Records

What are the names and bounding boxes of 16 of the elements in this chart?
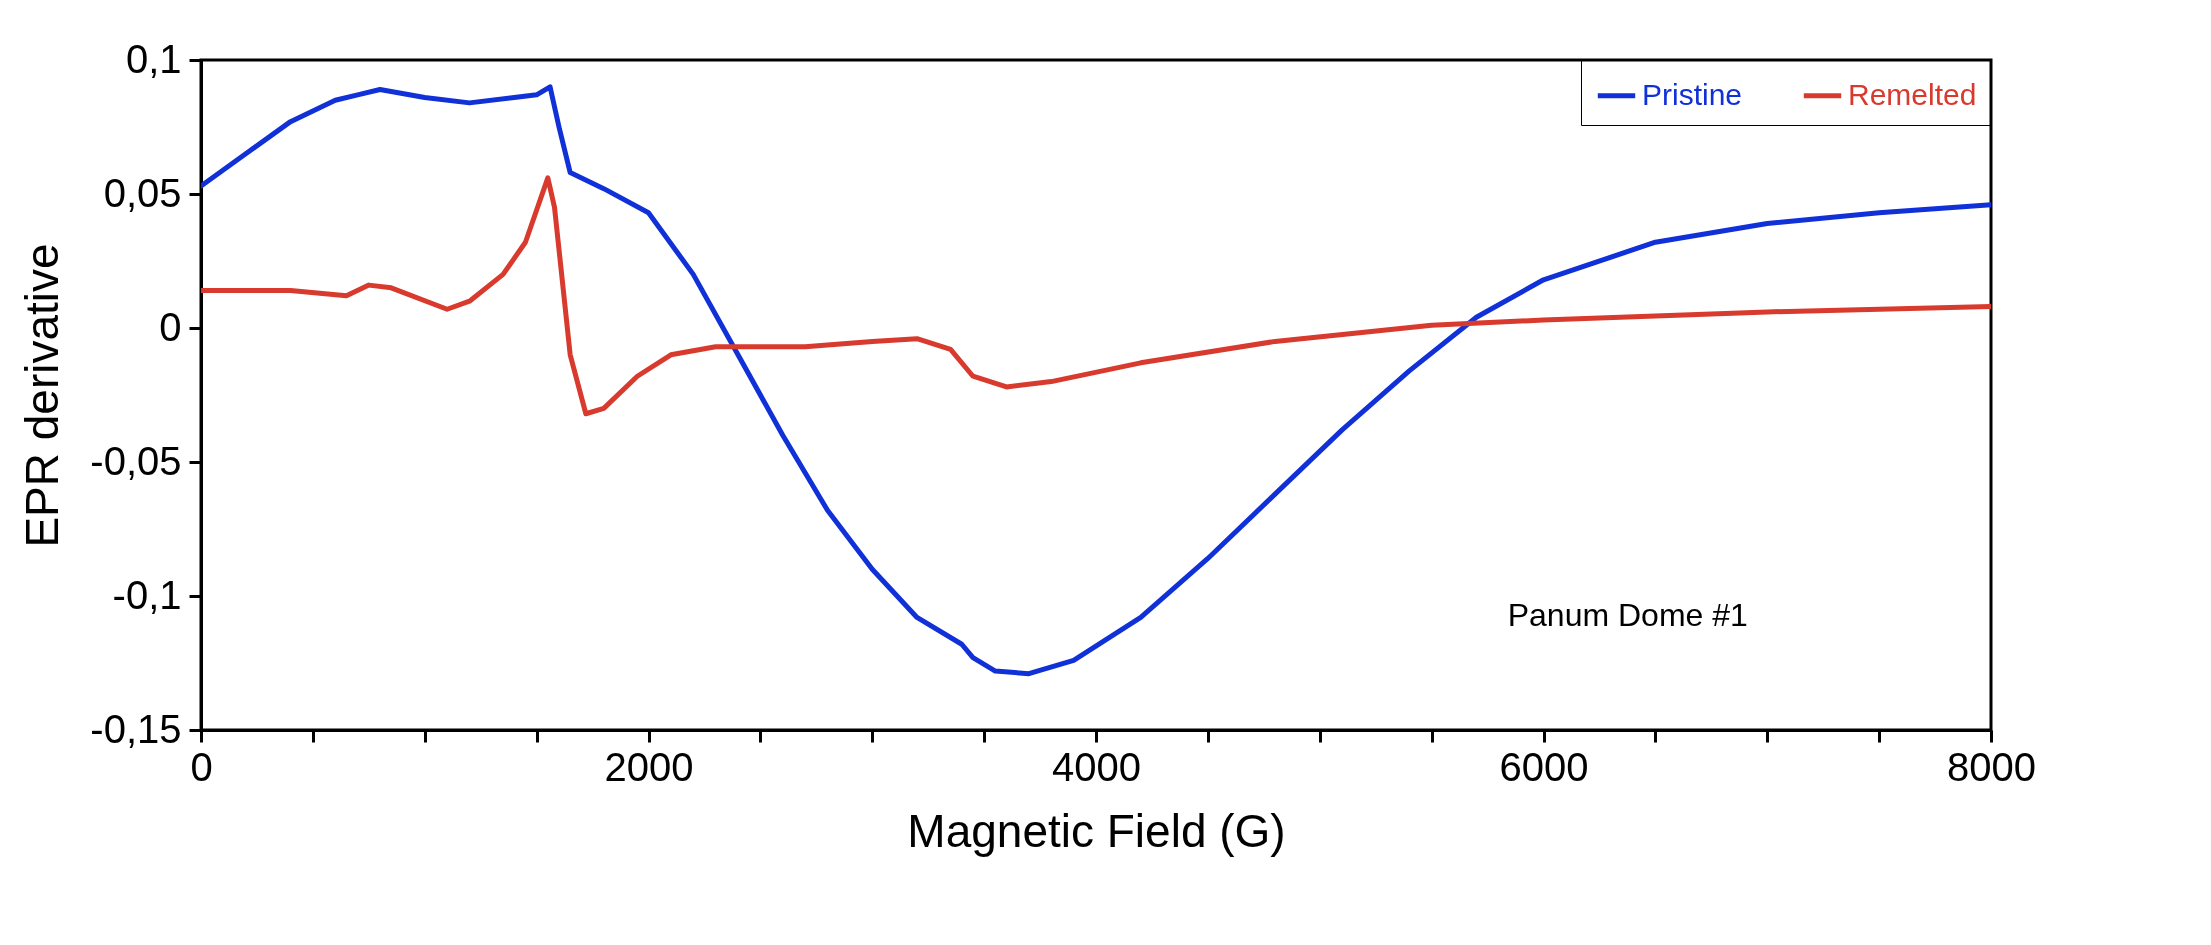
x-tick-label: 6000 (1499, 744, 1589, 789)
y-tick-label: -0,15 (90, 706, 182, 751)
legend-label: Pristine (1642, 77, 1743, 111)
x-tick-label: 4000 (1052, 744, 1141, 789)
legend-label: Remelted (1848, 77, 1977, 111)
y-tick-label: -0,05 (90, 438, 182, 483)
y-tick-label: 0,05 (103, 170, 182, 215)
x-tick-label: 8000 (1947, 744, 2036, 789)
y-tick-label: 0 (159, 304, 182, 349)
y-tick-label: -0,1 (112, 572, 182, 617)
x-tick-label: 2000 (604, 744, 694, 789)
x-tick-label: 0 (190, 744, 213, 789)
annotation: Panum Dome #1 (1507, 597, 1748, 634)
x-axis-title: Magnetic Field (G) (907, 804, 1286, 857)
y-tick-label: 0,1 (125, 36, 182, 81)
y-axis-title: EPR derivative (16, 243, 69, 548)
--
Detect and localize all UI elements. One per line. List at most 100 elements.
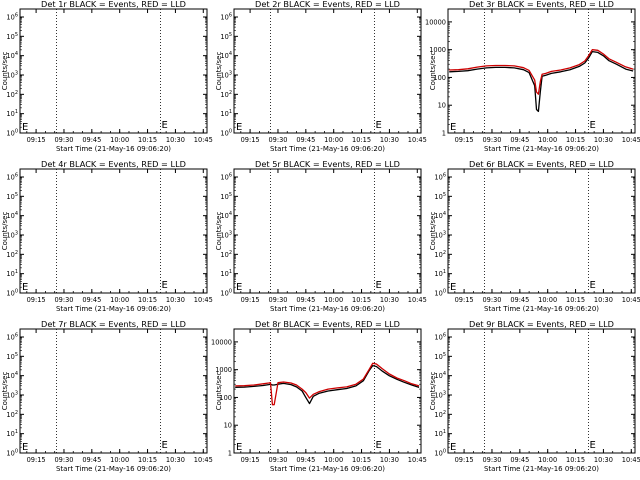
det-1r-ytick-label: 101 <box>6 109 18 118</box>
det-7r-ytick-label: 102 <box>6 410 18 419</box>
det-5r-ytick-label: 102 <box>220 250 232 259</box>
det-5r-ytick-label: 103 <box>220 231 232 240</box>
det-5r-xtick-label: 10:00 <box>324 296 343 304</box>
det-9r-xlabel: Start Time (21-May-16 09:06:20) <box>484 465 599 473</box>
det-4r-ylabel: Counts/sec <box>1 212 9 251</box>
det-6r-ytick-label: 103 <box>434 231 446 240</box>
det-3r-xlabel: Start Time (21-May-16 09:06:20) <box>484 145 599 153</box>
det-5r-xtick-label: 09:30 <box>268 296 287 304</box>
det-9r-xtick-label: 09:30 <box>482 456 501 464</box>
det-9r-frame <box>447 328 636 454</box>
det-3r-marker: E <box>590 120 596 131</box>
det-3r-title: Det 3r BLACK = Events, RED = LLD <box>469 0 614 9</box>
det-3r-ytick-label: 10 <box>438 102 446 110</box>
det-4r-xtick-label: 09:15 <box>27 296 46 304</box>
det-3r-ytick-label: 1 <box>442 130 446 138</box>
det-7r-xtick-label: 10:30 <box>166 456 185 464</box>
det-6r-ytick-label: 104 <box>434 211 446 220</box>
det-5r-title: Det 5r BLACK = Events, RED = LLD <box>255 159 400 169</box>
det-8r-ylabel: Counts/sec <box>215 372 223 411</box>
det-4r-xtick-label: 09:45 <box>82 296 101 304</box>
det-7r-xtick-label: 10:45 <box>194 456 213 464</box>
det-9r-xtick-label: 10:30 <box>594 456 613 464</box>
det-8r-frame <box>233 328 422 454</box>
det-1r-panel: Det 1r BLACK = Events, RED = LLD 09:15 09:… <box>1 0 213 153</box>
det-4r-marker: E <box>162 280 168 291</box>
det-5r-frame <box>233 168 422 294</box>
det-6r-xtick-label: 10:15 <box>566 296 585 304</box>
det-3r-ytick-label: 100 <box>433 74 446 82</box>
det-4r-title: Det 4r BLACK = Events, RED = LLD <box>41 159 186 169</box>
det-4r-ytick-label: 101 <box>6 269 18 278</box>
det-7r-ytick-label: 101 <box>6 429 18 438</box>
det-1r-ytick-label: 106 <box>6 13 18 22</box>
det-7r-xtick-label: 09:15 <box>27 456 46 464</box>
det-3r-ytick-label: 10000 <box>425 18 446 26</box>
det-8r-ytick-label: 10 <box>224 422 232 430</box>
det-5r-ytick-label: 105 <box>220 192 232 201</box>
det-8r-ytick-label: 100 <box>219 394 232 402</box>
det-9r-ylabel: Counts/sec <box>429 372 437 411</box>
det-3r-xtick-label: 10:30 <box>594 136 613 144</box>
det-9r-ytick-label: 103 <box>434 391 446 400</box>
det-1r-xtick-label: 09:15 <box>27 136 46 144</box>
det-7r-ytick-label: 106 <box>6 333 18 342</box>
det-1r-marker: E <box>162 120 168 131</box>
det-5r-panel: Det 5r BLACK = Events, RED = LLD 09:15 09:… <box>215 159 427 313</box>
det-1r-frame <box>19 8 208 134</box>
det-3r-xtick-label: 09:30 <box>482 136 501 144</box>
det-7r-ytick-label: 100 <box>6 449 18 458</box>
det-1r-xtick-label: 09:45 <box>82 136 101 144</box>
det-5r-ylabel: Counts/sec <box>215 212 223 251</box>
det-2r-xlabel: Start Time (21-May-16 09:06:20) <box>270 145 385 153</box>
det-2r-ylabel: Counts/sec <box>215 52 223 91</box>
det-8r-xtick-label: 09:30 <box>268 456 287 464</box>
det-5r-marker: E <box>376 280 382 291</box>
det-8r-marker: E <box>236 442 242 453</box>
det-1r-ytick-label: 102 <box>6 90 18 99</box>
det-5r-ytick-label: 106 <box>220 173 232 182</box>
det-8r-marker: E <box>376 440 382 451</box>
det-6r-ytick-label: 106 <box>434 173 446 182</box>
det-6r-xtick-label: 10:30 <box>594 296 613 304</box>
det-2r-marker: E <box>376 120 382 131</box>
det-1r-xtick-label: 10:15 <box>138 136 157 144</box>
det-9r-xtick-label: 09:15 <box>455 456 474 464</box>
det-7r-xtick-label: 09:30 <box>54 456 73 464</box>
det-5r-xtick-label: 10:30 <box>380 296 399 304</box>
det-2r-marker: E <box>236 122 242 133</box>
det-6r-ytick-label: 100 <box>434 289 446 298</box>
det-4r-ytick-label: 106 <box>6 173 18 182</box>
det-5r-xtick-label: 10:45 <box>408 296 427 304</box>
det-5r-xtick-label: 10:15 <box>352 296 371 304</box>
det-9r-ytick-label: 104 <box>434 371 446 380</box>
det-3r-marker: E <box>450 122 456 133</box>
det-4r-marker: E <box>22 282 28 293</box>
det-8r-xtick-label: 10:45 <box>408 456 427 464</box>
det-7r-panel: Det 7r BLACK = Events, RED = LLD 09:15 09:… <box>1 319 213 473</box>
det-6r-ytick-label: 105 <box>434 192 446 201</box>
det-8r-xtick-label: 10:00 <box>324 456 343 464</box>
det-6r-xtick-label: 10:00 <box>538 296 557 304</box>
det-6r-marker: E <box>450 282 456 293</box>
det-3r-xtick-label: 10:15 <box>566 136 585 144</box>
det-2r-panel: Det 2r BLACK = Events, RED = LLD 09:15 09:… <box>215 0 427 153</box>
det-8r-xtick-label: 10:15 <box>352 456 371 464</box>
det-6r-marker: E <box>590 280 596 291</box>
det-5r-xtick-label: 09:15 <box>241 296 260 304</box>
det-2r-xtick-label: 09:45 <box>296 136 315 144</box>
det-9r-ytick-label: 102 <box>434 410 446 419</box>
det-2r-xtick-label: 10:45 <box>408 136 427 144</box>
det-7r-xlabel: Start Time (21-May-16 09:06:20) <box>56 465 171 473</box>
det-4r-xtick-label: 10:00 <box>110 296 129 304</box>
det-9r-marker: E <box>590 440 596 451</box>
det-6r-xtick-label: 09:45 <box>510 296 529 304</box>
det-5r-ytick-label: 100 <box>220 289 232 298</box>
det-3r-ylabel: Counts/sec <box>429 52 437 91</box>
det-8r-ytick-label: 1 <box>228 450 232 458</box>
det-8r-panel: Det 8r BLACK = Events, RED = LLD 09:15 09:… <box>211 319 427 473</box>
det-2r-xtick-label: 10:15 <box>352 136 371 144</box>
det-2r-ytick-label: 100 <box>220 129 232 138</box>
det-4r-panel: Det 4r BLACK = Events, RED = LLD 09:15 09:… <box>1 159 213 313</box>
...
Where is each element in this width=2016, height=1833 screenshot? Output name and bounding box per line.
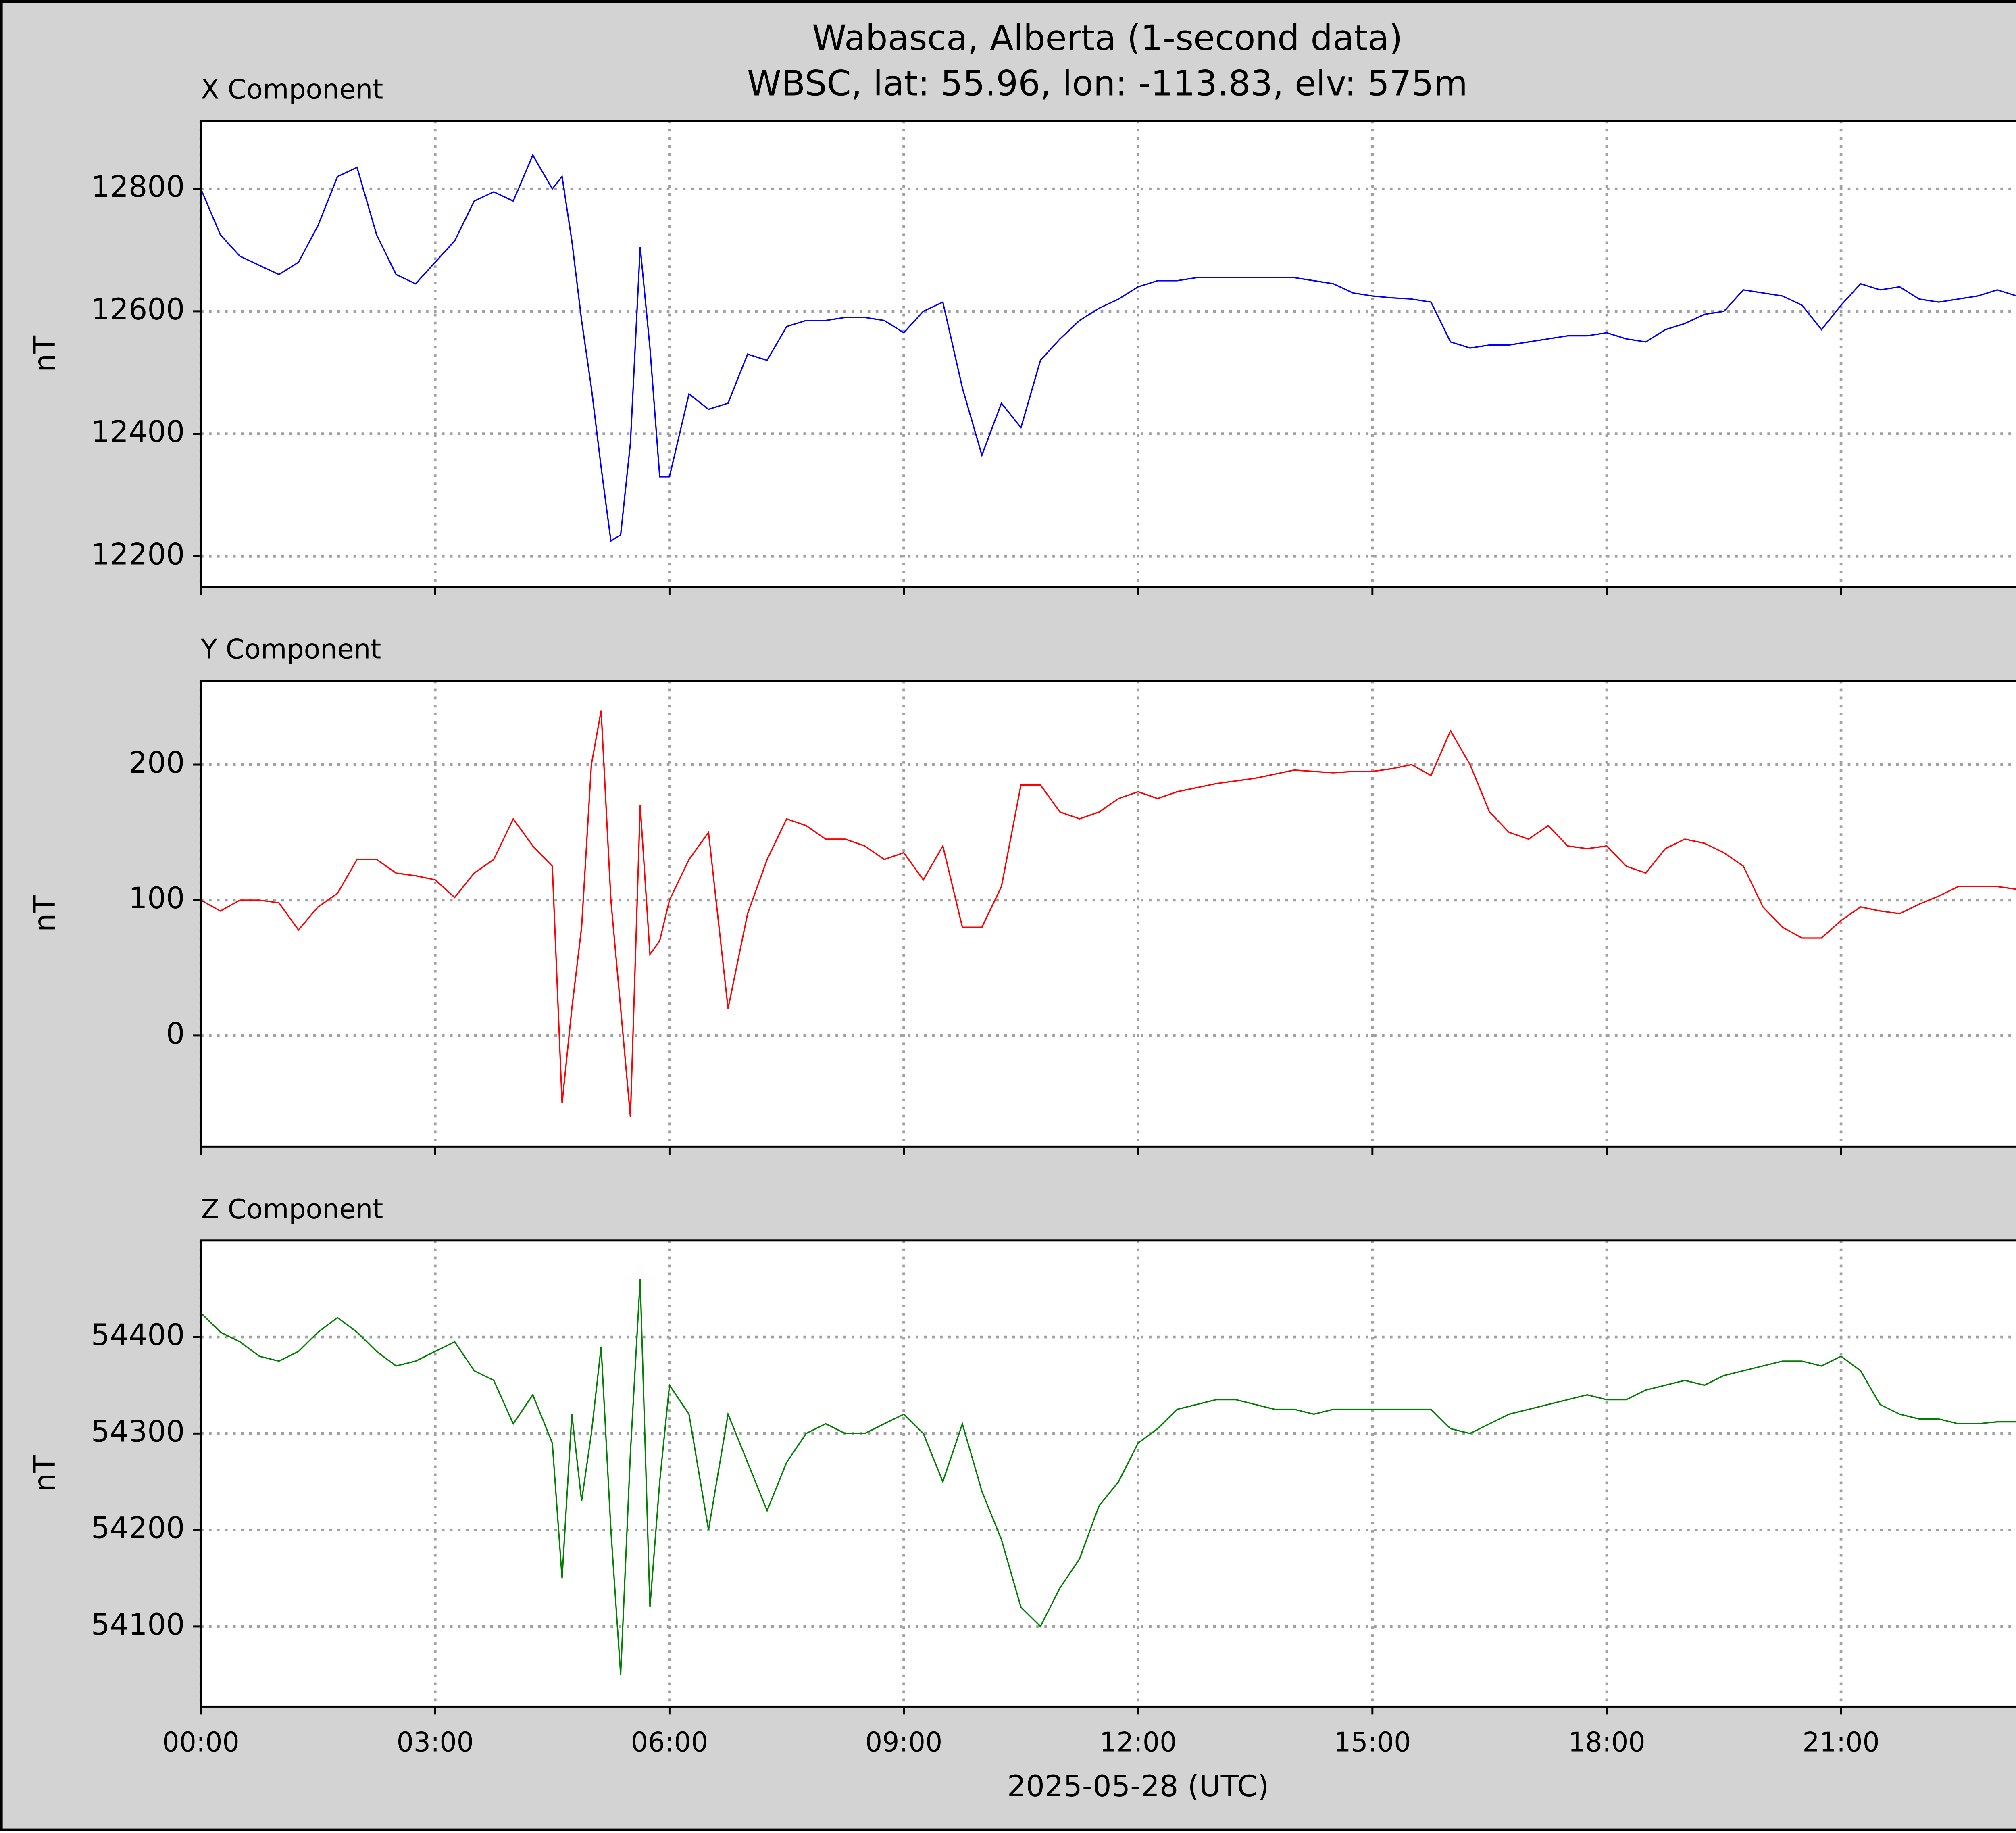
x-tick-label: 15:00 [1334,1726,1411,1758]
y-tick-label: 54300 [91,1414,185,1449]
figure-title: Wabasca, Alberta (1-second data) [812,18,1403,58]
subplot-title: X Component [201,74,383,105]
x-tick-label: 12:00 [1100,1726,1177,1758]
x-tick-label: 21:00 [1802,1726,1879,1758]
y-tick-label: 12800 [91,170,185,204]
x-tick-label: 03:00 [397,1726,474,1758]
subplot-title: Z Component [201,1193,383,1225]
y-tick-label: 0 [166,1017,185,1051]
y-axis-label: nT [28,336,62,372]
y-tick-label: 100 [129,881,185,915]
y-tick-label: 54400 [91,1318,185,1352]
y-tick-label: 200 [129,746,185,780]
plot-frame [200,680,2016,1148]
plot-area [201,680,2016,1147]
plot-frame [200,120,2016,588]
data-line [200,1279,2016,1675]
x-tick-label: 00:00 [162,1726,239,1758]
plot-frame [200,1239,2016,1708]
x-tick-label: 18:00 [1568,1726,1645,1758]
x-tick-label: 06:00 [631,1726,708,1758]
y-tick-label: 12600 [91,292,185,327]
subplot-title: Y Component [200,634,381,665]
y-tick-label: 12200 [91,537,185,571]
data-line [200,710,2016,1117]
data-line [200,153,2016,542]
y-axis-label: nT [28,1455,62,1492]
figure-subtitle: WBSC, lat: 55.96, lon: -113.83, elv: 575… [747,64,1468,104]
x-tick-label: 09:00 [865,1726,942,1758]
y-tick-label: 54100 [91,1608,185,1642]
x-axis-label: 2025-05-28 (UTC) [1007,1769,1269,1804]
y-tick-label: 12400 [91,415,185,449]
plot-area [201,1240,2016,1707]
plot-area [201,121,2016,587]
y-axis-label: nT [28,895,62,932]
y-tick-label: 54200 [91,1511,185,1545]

Task statement: Copy the items from the line containing "What are the" through the line containing "y-axis-title: EPR derivative", including both of those lines. Omit the picture from your copy.

Answer for the task:
What are the names and bounding boxes of 16 of the elements in this chart?
x-tick-label: 6000 (1499, 744, 1589, 789)
y-tick-label: -0,15 (90, 706, 182, 751)
legend-label: Pristine (1642, 77, 1743, 111)
x-tick-label: 4000 (1052, 744, 1141, 789)
legend-label: Remelted (1848, 77, 1977, 111)
y-tick-label: -0,05 (90, 438, 182, 483)
y-tick-label: 0,05 (103, 170, 182, 215)
x-tick-label: 8000 (1947, 744, 2036, 789)
y-tick-label: 0 (159, 304, 182, 349)
y-tick-label: -0,1 (112, 572, 182, 617)
x-tick-label: 2000 (604, 744, 694, 789)
x-tick-label: 0 (190, 744, 213, 789)
annotation: Panum Dome #1 (1507, 597, 1748, 634)
x-axis-title: Magnetic Field (G) (907, 804, 1286, 857)
y-tick-label: 0,1 (125, 36, 182, 81)
y-axis-title: EPR derivative (16, 243, 69, 548)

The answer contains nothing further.